* START THE INPUT *
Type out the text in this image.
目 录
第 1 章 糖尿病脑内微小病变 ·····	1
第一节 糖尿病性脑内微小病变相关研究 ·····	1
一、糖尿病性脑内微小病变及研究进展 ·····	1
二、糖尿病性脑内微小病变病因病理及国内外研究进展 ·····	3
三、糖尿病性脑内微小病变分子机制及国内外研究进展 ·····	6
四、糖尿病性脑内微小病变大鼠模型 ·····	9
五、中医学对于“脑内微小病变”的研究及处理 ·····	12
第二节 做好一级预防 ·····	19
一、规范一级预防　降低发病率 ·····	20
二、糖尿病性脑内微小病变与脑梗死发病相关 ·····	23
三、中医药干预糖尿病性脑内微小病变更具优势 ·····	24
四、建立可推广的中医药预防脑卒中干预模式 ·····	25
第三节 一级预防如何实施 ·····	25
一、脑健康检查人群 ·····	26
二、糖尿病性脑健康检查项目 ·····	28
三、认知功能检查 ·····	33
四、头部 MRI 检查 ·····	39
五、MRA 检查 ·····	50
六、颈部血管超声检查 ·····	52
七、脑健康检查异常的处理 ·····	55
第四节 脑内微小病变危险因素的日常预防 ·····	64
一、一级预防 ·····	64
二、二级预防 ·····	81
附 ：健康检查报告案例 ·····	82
* END THE INPUT *
§ WRITTEN PROBLEM
The data above must be returned in full, exactly as written.

§ FULL ANSWER
Type out the text in this image.
目 录
第 1 章 糖尿病脑内微小病变 ·····	1
第一节 糖尿病性脑内微小病变相关研究 ·····	1
一、糖尿病性脑内微小病变及研究进展 ·····	1
二、糖尿病性脑内微小病变病因病理及国内外研究进展 ·····	3
三、糖尿病性脑内微小病变分子机制及国内外研究进展 ·····	6
四、糖尿病性脑内微小病变大鼠模型 ·····	9
五、中医学对于“脑内微小病变”的研究及处理 ·····	12
第二节 做好一级预防 ·····	19
一、规范一级预防　降低发病率 ·····	20
二、糖尿病性脑内微小病变与脑梗死发病相关 ·····	23
三、中医药干预糖尿病性脑内微小病变更具优势 ·····	24
四、建立可推广的中医药预防脑卒中干预模式 ·····	25
第三节 一级预防如何实施 ·····	25
一、脑健康检查人群 ·····	26
二、糖尿病性脑健康检查项目 ·····	28
三、认知功能检查 ·····	33
四、头部 MRI 检查 ·····	39
五、MRA 检查 ·····	50
六、颈部血管超声检查 ·····	52
七、脑健康检查异常的处理 ·····	55
第四节 脑内微小病变危险因素的日常预防 ·····	64
一、一级预防 ·····	64
二、二级预防 ·····	81
附 ：健康检查报告案例 ·····	82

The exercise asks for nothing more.